**TASK TO COMPLETE**
Reproduce every line of the records below word for word, leaving out the pictures.

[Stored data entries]
= = =
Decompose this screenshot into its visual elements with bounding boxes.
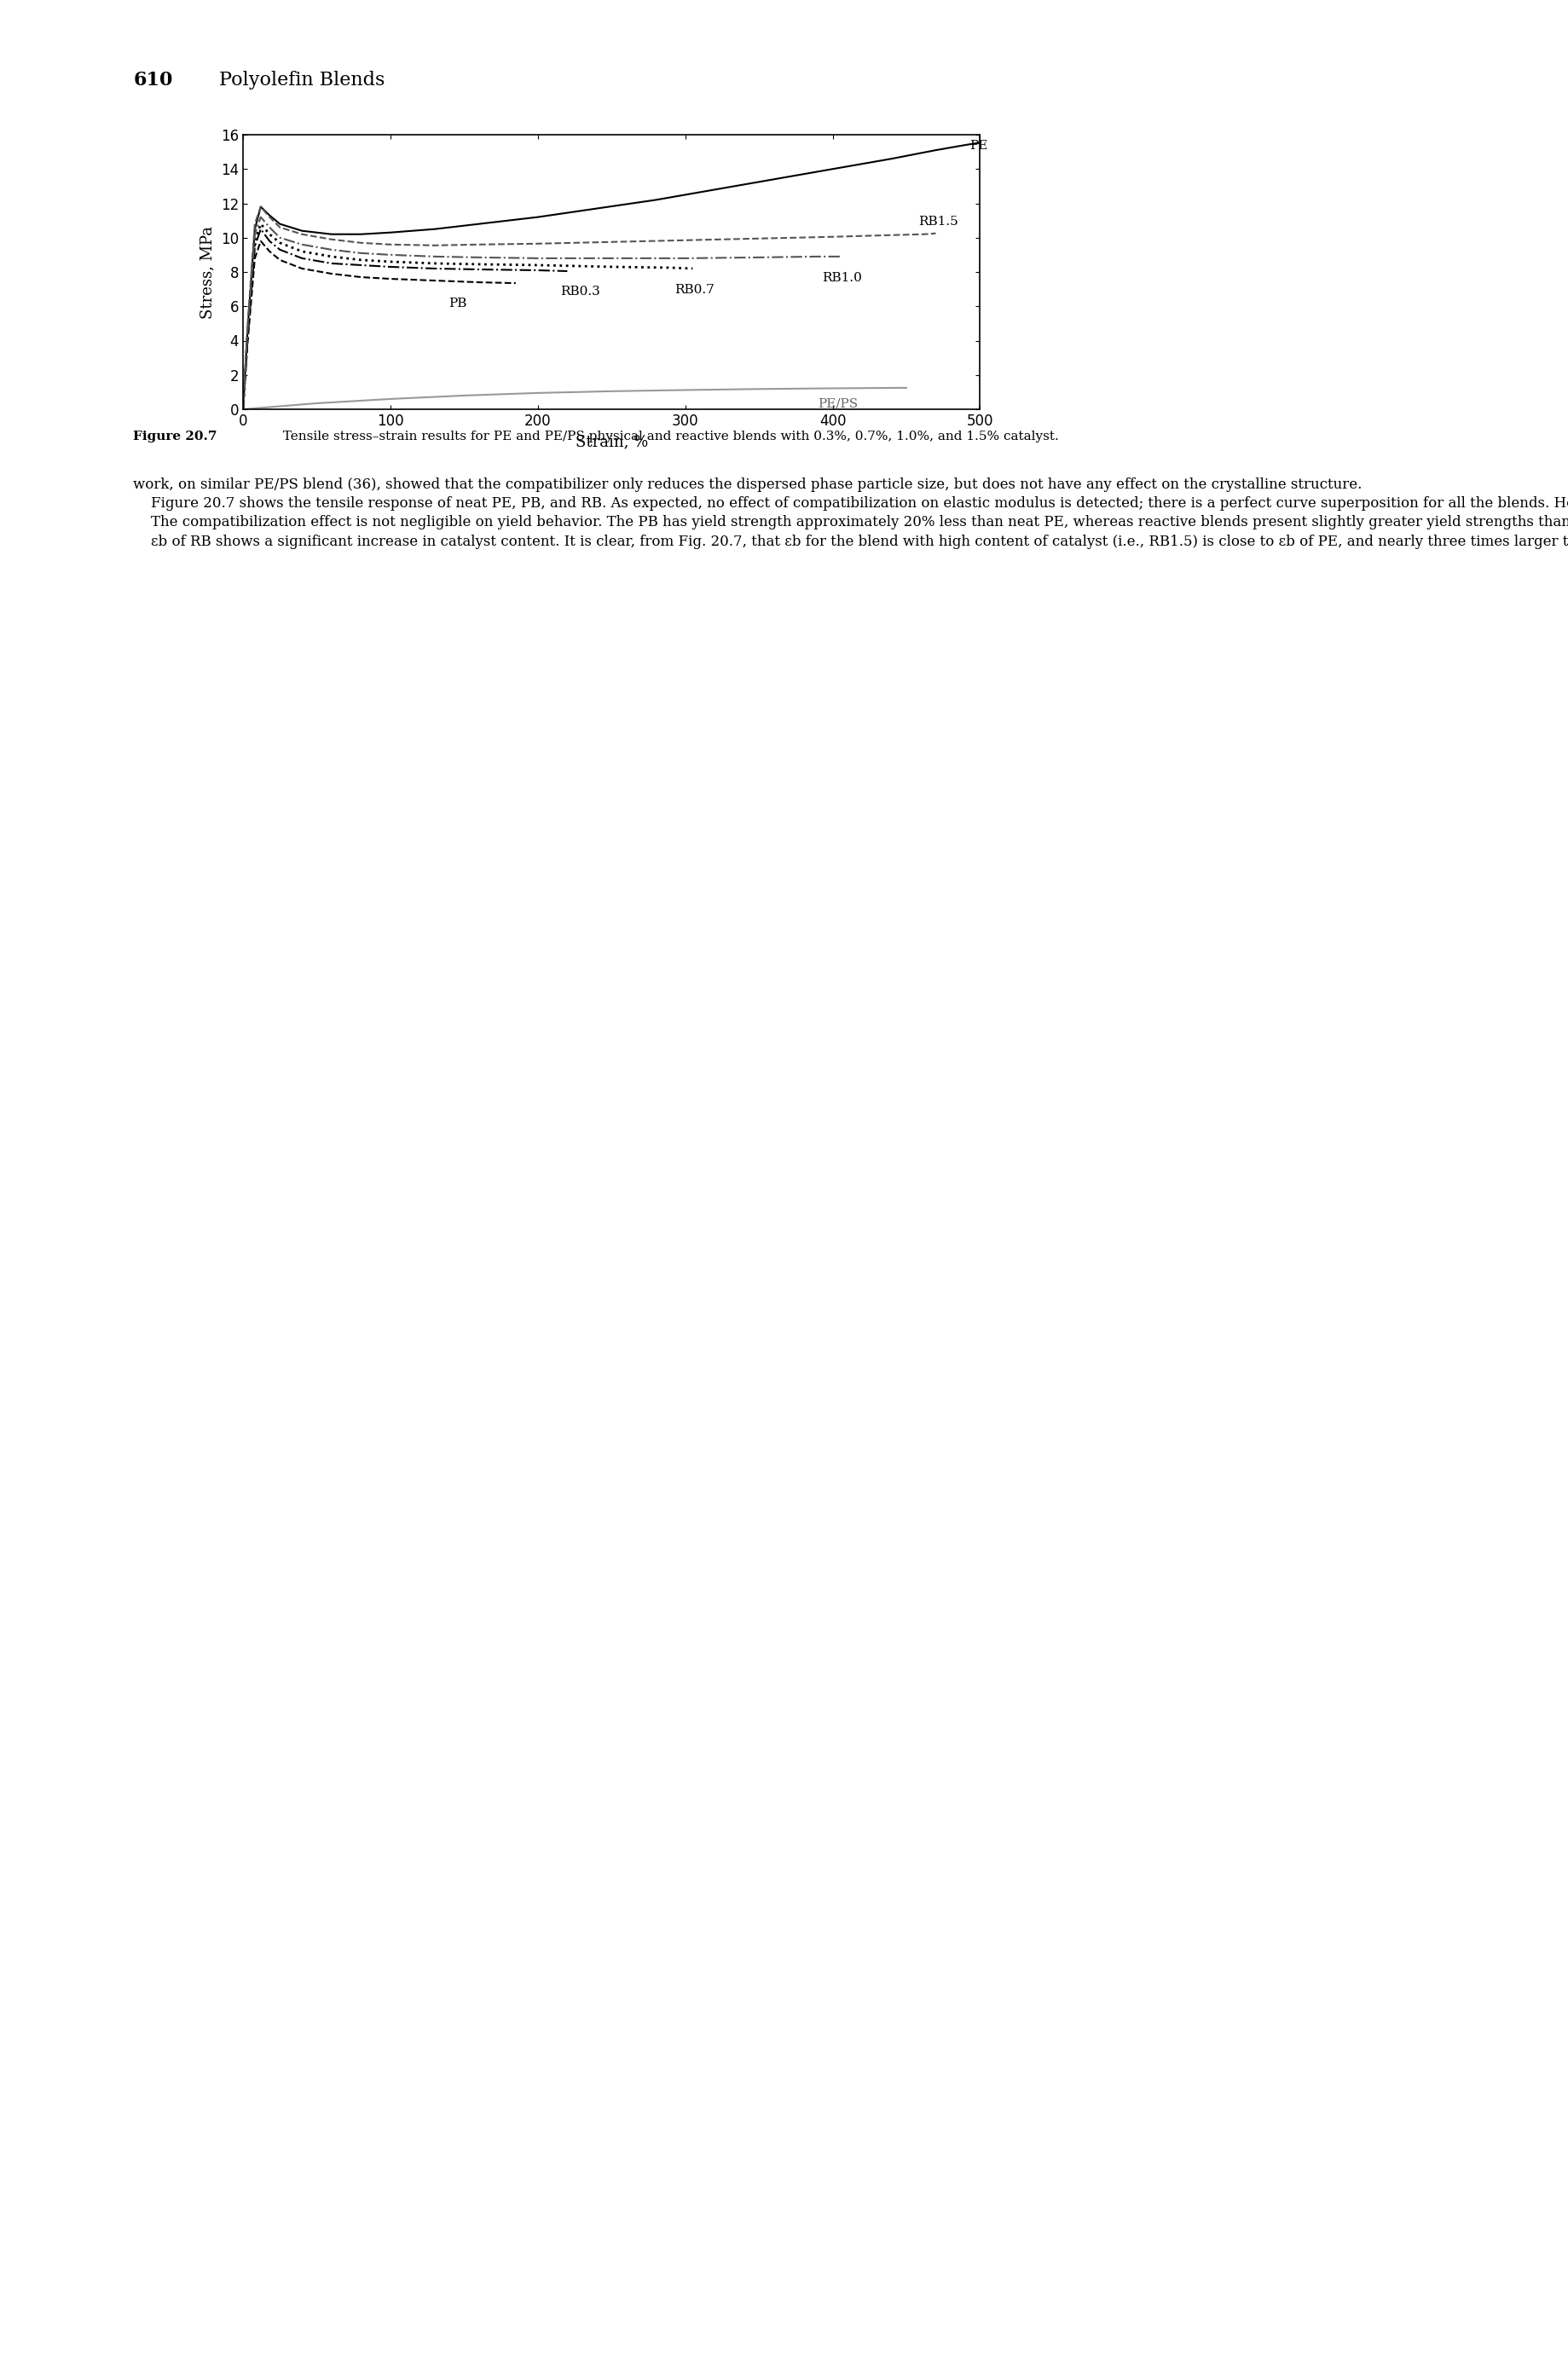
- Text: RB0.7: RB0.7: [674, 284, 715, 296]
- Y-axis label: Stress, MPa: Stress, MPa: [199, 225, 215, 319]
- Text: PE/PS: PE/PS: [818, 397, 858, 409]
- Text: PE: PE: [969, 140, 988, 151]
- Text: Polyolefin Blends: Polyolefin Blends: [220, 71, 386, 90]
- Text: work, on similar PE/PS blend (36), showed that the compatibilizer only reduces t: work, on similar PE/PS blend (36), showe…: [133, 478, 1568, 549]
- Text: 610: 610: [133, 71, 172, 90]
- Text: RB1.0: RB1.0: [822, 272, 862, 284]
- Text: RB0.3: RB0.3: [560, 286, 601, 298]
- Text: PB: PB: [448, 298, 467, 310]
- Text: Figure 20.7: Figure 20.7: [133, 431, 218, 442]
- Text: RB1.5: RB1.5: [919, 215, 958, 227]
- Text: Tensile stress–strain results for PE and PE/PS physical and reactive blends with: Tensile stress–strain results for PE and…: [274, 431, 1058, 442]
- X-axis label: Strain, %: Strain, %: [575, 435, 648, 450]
= = =
**REPLY**
Decompose this screenshot into its visual elements with bounding boxes.
- Text: RB0.7: RB0.7: [674, 284, 715, 296]
- Y-axis label: Stress, MPa: Stress, MPa: [199, 225, 215, 319]
- Text: PE/PS: PE/PS: [818, 397, 858, 409]
- Text: PE: PE: [969, 140, 988, 151]
- Text: Polyolefin Blends: Polyolefin Blends: [220, 71, 386, 90]
- Text: work, on similar PE/PS blend (36), showed that the compatibilizer only reduces t: work, on similar PE/PS blend (36), showe…: [133, 478, 1568, 549]
- Text: 610: 610: [133, 71, 172, 90]
- Text: RB1.0: RB1.0: [822, 272, 862, 284]
- Text: RB0.3: RB0.3: [560, 286, 601, 298]
- Text: PB: PB: [448, 298, 467, 310]
- Text: Figure 20.7: Figure 20.7: [133, 431, 218, 442]
- Text: RB1.5: RB1.5: [919, 215, 958, 227]
- Text: Tensile stress–strain results for PE and PE/PS physical and reactive blends with: Tensile stress–strain results for PE and…: [274, 431, 1058, 442]
- X-axis label: Strain, %: Strain, %: [575, 435, 648, 450]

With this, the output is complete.